[Start]
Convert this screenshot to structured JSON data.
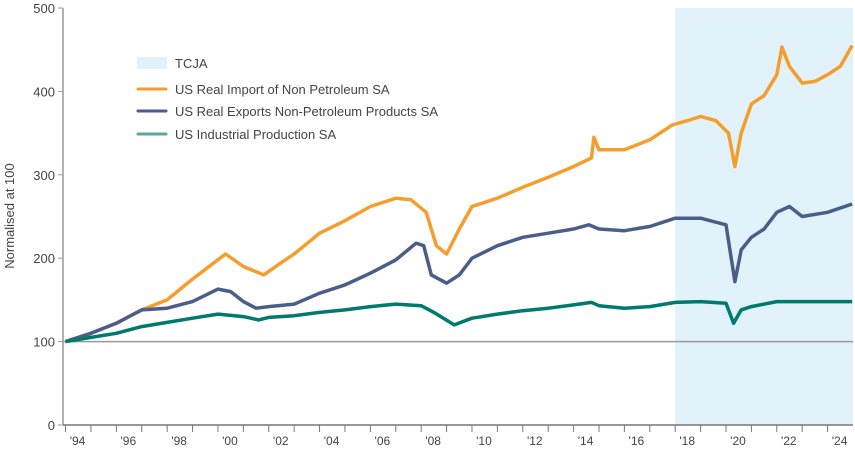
{
  "chart_data": {
    "type": "line",
    "title": "",
    "xlabel": "",
    "ylabel": "Normalised at 100",
    "xlim": [
      1993.9,
      2025.0
    ],
    "ylim": [
      0,
      500
    ],
    "yticks": [
      0,
      100,
      200,
      300,
      400,
      500
    ],
    "xticks": [
      1994,
      1995,
      1996,
      1997,
      1998,
      1999,
      2000,
      2001,
      2002,
      2003,
      2004,
      2005,
      2006,
      2007,
      2008,
      2009,
      2010,
      2011,
      2012,
      2013,
      2014,
      2015,
      2016,
      2017,
      2018,
      2019,
      2020,
      2021,
      2022,
      2023,
      2024
    ],
    "xtick_labels": [
      {
        "year": 1994,
        "label": "'94"
      },
      {
        "year": 1996,
        "label": "'96"
      },
      {
        "year": 1998,
        "label": "'98"
      },
      {
        "year": 2000,
        "label": "'00"
      },
      {
        "year": 2002,
        "label": "'02"
      },
      {
        "year": 2004,
        "label": "'04"
      },
      {
        "year": 2006,
        "label": "'06"
      },
      {
        "year": 2008,
        "label": "'08"
      },
      {
        "year": 2010,
        "label": "'10"
      },
      {
        "year": 2012,
        "label": "'12"
      },
      {
        "year": 2014,
        "label": "'14"
      },
      {
        "year": 2016,
        "label": "'16"
      },
      {
        "year": 2018,
        "label": "'18"
      },
      {
        "year": 2020,
        "label": "'20"
      },
      {
        "year": 2022,
        "label": "'22"
      },
      {
        "year": 2024,
        "label": "'24"
      }
    ],
    "reference_line": 100,
    "legend_position": "top-left",
    "shaded_region": {
      "name": "TCJA",
      "start": 2018.0,
      "end": 2025.0,
      "color": "#E1F2FB"
    },
    "series": [
      {
        "name": "US Real Import of Non Petroleum SA",
        "color": "#F59E2E",
        "x": [
          1994,
          1995,
          1996,
          1997,
          1998,
          1999,
          2000.3,
          2001,
          2001.8,
          2002.5,
          2003,
          2004,
          2005,
          2006,
          2007,
          2007.6,
          2008.2,
          2008.6,
          2009,
          2009.5,
          2010,
          2011,
          2012,
          2013,
          2014,
          2014.7,
          2014.8,
          2015,
          2016,
          2017,
          2017.9,
          2018.5,
          2019,
          2019.6,
          2020.1,
          2020.35,
          2020.6,
          2021,
          2021.5,
          2022,
          2022.2,
          2022.5,
          2023,
          2023.5,
          2024,
          2024.5,
          2024.97
        ],
        "y": [
          100,
          110,
          122,
          138,
          150,
          175,
          205,
          190,
          180,
          195,
          205,
          230,
          245,
          262,
          272,
          270,
          255,
          215,
          205,
          235,
          262,
          272,
          285,
          297,
          310,
          320,
          345,
          330,
          330,
          342,
          360,
          365,
          370,
          365,
          350,
          310,
          350,
          385,
          395,
          420,
          453,
          430,
          410,
          412,
          420,
          430,
          455
        ]
      },
      {
        "name": "US Real Exports Non-Petroleum Products SA",
        "color": "#4B5E8A",
        "x": [
          1994,
          1995,
          1996,
          1997,
          1998,
          1999,
          2000,
          2000.5,
          2001,
          2001.5,
          2002,
          2003,
          2004,
          2005,
          2006,
          2007,
          2007.8,
          2008.1,
          2008.4,
          2009,
          2009.5,
          2010,
          2011,
          2012,
          2013,
          2014,
          2014.6,
          2015,
          2016,
          2017,
          2018,
          2019,
          2020,
          2020.35,
          2020.6,
          2021,
          2021.5,
          2022,
          2022.5,
          2023,
          2024,
          2024.97
        ],
        "y": [
          100,
          110,
          122,
          138,
          140,
          148,
          163,
          160,
          148,
          140,
          142,
          145,
          158,
          168,
          182,
          198,
          218,
          215,
          180,
          170,
          180,
          200,
          215,
          225,
          230,
          235,
          240,
          235,
          233,
          238,
          248,
          248,
          240,
          172,
          210,
          225,
          235,
          255,
          262,
          250,
          255,
          265
        ]
      },
      {
        "name": "US Industrial Production SA",
        "color": "#007A6E",
        "legend_color": "#5BA89C",
        "x": [
          1994,
          1995,
          1996,
          1997,
          1998,
          1999,
          2000,
          2001,
          2001.6,
          2002,
          2003,
          2004,
          2005,
          2006,
          2007,
          2008,
          2008.5,
          2009.3,
          2010,
          2011,
          2012,
          2013,
          2014,
          2014.7,
          2015,
          2016,
          2017,
          2018,
          2019,
          2020,
          2020.3,
          2020.6,
          2021,
          2022,
          2023,
          2024,
          2024.97
        ],
        "y": [
          100,
          105,
          110,
          118,
          123,
          128,
          133,
          130,
          126,
          129,
          131,
          135,
          138,
          142,
          145,
          143,
          135,
          120,
          128,
          133,
          137,
          140,
          144,
          147,
          143,
          140,
          142,
          147,
          148,
          146,
          122,
          138,
          142,
          148,
          148,
          148,
          148
        ]
      }
    ]
  }
}
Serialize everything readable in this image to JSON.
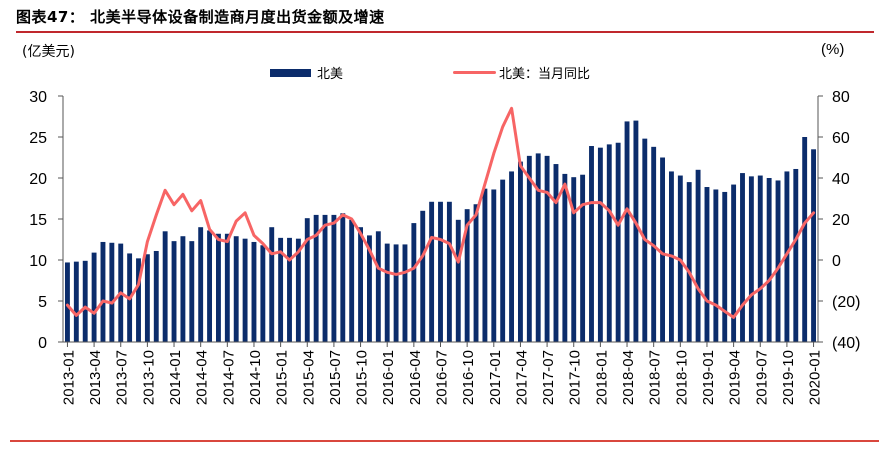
{
  "header": {
    "title": "图表47：  北美半导体设备制造商月度出货金额及增速"
  },
  "colors": {
    "bar": "#0b2c6b",
    "line": "#f76565",
    "rule": "#c0282d",
    "axis": "#555555"
  },
  "chart_data": {
    "type": "bar+line",
    "title": "北美半导体设备制造商月度出货金额及增速",
    "left_unit": "(亿美元)",
    "right_unit": "(%)",
    "legend": [
      "北美",
      "北美：当月同比"
    ],
    "legend_position": "top-center",
    "grid": false,
    "left_axis": {
      "min": 0,
      "max": 30,
      "ticks": [
        "0",
        "5",
        "10",
        "15",
        "20",
        "25",
        "30"
      ],
      "tick_values": [
        0,
        5,
        10,
        15,
        20,
        25,
        30
      ]
    },
    "right_axis": {
      "min": -40,
      "max": 80,
      "ticks": [
        "(40)",
        "(20)",
        "0",
        "20",
        "40",
        "60",
        "80"
      ],
      "tick_values": [
        -40,
        -20,
        0,
        20,
        40,
        60,
        80
      ]
    },
    "x_tick_labels": [
      "2013-01",
      "2013-04",
      "2013-07",
      "2013-10",
      "2014-01",
      "2014-04",
      "2014-07",
      "2014-10",
      "2015-01",
      "2015-04",
      "2015-07",
      "2015-10",
      "2016-01",
      "2016-04",
      "2016-07",
      "2016-10",
      "2017-01",
      "2017-04",
      "2017-07",
      "2017-10",
      "2018-01",
      "2018-04",
      "2018-07",
      "2018-10",
      "2019-01",
      "2019-04",
      "2019-07",
      "2019-10",
      "2020-01"
    ],
    "x_start": "2013-01",
    "x_end": "2020-01",
    "series": [
      {
        "name": "北美",
        "type": "bar",
        "axis": "left",
        "values": [
          9.7,
          9.8,
          9.9,
          10.9,
          12.2,
          12.1,
          12.0,
          10.8,
          10.2,
          10.7,
          11.1,
          13.5,
          12.3,
          12.9,
          12.3,
          14.0,
          13.6,
          13.2,
          13.2,
          12.9,
          12.6,
          12.2,
          11.8,
          14.0,
          12.7,
          12.7,
          12.6,
          15.1,
          15.5,
          15.5,
          15.5,
          15.7,
          14.9,
          14.0,
          13.0,
          13.5,
          12.0,
          11.9,
          11.9,
          14.5,
          16.0,
          17.1,
          17.1,
          17.1,
          14.9,
          16.2,
          16.8,
          18.7,
          18.6,
          19.8,
          20.8,
          22.0,
          22.7,
          23.0,
          22.7,
          21.7,
          20.5,
          20.1,
          20.4,
          23.9,
          23.7,
          24.1,
          24.3,
          26.9,
          27.0,
          24.8,
          23.8,
          22.5,
          20.8,
          20.3,
          19.5,
          21.0,
          18.9,
          18.6,
          18.3,
          19.2,
          20.6,
          20.2,
          20.3,
          20.0,
          19.7,
          20.8,
          21.1,
          25.0,
          23.5
        ]
      },
      {
        "name": "北美：当月同比",
        "type": "line",
        "axis": "right",
        "values": [
          -22,
          -27,
          -23,
          -26,
          -20,
          -21,
          -16,
          -19,
          -12,
          9,
          22,
          34,
          27,
          32,
          24,
          29,
          15,
          10,
          9,
          19,
          23,
          12,
          8,
          3,
          4,
          0,
          4,
          10,
          12,
          17,
          18,
          22,
          20,
          13,
          5,
          -4,
          -6,
          -7,
          -6,
          -4,
          2,
          11,
          10,
          8,
          -1,
          17,
          22,
          37,
          52,
          65,
          74,
          46,
          40,
          34,
          33,
          28,
          37,
          23,
          27,
          28,
          28,
          24,
          17,
          25,
          18,
          10,
          7,
          3,
          2,
          0,
          -6,
          -14,
          -20,
          -22,
          -25,
          -28,
          -22,
          -17,
          -14,
          -10,
          -4,
          3,
          10,
          18,
          23
        ]
      }
    ]
  }
}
[End]
Pull out each line containing the word "type" and copy it.

= TASK RESULT =
    "type": "line",
    "type": "bar+line",
        "type": "bar",
        "type": "line",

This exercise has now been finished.